The request: In the entries from the start through the line that contains "- ylabel-row2: Percentage", update every "lower" to "upper", and give those lines again with nothing else changed.

Material provided:
--- START ---

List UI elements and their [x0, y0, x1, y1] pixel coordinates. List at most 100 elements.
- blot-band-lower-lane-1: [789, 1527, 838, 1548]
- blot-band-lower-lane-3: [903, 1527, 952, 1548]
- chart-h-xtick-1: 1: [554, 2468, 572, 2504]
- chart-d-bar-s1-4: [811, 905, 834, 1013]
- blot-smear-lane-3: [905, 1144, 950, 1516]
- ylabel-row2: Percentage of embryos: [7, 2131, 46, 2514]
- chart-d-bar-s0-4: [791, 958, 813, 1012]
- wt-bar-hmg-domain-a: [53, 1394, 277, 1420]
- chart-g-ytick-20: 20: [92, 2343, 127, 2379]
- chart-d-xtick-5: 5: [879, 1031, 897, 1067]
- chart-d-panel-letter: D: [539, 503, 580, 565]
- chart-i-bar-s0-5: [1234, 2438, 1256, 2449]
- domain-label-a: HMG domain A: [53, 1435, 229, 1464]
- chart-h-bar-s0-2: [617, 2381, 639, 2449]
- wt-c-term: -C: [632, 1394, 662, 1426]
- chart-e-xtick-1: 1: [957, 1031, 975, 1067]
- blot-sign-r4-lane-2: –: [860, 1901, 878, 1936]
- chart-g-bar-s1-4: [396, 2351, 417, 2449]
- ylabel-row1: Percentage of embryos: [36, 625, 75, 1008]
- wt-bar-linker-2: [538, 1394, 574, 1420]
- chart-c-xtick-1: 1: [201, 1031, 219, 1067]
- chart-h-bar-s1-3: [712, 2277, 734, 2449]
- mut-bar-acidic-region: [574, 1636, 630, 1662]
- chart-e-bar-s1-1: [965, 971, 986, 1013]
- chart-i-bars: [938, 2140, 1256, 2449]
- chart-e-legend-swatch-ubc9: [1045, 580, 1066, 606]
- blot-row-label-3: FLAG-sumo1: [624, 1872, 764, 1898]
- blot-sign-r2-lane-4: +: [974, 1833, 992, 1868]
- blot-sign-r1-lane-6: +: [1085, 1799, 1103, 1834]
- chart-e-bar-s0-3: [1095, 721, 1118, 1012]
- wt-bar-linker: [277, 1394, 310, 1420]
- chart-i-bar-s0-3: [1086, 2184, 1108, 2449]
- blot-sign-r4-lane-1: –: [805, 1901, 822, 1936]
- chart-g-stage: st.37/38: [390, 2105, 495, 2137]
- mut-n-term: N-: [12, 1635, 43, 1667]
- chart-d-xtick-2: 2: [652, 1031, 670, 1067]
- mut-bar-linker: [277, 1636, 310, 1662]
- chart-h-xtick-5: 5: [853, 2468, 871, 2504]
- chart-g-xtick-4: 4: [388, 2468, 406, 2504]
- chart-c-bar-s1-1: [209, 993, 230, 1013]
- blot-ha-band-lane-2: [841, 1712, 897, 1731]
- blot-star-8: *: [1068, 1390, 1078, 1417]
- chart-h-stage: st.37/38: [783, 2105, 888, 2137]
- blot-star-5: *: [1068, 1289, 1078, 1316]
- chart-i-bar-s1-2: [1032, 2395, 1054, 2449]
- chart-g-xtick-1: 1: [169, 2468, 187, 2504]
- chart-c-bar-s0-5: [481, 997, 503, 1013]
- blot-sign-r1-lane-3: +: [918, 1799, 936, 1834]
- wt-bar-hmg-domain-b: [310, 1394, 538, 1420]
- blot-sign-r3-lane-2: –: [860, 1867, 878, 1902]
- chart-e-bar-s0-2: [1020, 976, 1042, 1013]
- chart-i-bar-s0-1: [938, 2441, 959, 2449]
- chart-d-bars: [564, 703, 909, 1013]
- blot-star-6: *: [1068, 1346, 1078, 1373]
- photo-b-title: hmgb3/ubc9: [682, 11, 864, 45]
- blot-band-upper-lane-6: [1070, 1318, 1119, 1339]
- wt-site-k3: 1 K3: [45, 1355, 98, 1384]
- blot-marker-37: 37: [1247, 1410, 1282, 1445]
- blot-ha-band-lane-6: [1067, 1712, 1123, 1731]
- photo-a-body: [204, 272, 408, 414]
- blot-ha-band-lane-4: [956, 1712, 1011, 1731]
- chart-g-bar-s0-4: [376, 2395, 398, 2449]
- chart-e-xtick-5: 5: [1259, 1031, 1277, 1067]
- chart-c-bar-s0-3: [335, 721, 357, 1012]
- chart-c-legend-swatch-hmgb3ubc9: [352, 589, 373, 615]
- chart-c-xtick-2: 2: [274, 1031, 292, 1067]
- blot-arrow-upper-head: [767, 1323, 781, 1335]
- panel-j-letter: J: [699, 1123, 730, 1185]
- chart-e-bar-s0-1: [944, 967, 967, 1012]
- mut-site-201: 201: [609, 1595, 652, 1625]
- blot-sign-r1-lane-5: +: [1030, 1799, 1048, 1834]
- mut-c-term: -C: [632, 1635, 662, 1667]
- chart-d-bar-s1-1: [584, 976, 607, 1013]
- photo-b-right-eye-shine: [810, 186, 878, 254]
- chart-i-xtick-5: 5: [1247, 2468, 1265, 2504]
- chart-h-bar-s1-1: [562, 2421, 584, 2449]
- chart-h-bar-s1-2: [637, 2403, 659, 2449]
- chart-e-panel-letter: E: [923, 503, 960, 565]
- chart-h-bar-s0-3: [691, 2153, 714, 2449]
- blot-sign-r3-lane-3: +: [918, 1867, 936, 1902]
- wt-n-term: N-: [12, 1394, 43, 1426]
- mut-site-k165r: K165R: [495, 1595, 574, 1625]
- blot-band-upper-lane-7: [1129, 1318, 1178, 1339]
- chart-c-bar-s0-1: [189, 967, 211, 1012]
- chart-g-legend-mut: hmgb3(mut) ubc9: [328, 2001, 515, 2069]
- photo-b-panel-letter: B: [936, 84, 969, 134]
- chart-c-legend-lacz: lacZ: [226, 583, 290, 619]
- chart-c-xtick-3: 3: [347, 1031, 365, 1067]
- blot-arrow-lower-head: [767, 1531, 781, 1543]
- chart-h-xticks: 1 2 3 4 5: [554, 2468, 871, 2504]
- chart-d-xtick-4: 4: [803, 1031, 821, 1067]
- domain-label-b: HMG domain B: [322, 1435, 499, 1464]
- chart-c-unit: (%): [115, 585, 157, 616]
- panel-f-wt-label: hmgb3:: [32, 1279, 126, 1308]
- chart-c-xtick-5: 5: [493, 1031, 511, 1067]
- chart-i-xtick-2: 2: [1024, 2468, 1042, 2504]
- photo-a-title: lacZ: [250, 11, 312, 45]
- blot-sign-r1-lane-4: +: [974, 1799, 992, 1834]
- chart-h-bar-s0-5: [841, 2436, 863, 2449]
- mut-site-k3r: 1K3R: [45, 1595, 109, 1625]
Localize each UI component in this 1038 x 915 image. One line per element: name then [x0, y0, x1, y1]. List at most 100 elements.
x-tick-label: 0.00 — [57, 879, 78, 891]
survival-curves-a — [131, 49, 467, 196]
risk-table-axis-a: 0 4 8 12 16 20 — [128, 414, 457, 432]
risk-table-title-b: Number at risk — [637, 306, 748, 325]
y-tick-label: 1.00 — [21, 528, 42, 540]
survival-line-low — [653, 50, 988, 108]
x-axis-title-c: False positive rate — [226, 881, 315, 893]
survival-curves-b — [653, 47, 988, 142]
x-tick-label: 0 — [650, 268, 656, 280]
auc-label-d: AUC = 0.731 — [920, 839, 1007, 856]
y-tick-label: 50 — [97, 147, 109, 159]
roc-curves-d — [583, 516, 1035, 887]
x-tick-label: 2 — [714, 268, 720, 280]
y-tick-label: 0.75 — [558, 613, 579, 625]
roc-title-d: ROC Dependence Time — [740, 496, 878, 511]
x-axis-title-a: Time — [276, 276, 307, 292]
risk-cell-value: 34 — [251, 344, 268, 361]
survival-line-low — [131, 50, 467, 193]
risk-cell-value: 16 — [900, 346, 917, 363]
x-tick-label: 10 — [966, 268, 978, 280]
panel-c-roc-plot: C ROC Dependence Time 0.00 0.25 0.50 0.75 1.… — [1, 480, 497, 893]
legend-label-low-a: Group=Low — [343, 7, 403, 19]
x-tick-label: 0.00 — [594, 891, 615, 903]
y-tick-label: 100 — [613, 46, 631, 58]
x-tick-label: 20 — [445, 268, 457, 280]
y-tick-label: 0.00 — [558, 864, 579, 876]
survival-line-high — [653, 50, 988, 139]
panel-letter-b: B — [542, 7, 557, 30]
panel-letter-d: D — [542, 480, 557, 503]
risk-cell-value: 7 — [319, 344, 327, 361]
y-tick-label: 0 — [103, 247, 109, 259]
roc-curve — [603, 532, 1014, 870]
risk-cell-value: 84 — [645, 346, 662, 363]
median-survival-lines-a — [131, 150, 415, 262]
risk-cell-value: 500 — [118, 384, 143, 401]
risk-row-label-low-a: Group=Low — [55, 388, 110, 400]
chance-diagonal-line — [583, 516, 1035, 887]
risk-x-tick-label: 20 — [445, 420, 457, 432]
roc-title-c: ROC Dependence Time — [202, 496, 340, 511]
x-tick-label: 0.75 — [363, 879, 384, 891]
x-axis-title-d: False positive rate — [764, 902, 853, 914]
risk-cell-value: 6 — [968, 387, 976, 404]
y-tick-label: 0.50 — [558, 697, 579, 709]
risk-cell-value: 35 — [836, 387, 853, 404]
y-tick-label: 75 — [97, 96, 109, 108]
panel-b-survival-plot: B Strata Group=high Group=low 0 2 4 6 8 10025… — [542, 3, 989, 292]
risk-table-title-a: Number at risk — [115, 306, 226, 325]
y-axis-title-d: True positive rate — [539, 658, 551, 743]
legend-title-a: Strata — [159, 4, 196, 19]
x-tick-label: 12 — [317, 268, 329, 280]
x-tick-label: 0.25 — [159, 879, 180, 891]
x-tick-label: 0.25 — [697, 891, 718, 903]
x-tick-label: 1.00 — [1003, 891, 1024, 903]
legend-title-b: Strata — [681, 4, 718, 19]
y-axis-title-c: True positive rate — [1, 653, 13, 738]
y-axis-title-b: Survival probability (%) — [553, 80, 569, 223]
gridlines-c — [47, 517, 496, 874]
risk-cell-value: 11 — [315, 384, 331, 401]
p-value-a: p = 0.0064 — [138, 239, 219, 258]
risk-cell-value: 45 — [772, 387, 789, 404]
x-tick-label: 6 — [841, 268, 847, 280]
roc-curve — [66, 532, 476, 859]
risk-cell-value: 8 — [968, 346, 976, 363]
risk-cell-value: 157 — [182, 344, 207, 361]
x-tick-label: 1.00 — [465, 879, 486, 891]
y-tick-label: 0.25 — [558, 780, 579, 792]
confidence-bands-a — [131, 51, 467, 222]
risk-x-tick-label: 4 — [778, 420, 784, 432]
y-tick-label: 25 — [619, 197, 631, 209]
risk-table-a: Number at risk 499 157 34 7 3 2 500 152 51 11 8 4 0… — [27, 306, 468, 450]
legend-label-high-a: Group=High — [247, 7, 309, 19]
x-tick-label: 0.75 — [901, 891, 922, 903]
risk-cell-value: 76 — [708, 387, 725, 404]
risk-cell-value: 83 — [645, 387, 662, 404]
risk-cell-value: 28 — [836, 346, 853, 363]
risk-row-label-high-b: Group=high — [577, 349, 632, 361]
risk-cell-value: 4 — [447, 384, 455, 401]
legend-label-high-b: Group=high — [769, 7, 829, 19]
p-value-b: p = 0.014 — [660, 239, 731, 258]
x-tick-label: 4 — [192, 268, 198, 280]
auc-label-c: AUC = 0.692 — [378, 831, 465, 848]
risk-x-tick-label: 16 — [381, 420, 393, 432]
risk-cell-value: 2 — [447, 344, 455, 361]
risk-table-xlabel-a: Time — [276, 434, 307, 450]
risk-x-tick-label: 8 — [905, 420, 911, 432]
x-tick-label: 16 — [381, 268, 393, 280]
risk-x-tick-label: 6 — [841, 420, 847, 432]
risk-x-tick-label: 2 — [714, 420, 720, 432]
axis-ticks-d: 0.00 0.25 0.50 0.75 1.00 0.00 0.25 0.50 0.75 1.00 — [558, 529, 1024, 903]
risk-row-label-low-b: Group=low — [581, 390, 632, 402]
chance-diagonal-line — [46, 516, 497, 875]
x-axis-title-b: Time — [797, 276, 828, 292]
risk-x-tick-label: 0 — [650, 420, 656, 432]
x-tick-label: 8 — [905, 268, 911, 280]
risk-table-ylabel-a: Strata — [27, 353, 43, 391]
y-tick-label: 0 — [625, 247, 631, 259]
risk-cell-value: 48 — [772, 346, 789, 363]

--- END ---

Full answer:
List UI elements and their [x0, y0, x1, y1] pixel coordinates. List at most 100 elements.
- blot-band-upper-lane-1: [789, 1527, 838, 1548]
- blot-band-upper-lane-3: [903, 1527, 952, 1548]
- chart-h-xtick-1: 1: [554, 2468, 572, 2504]
- chart-d-bar-s1-4: [811, 905, 834, 1013]
- blot-smear-lane-3: [905, 1144, 950, 1516]
- ylabel-row2: Percentage of embryos: [7, 2131, 46, 2514]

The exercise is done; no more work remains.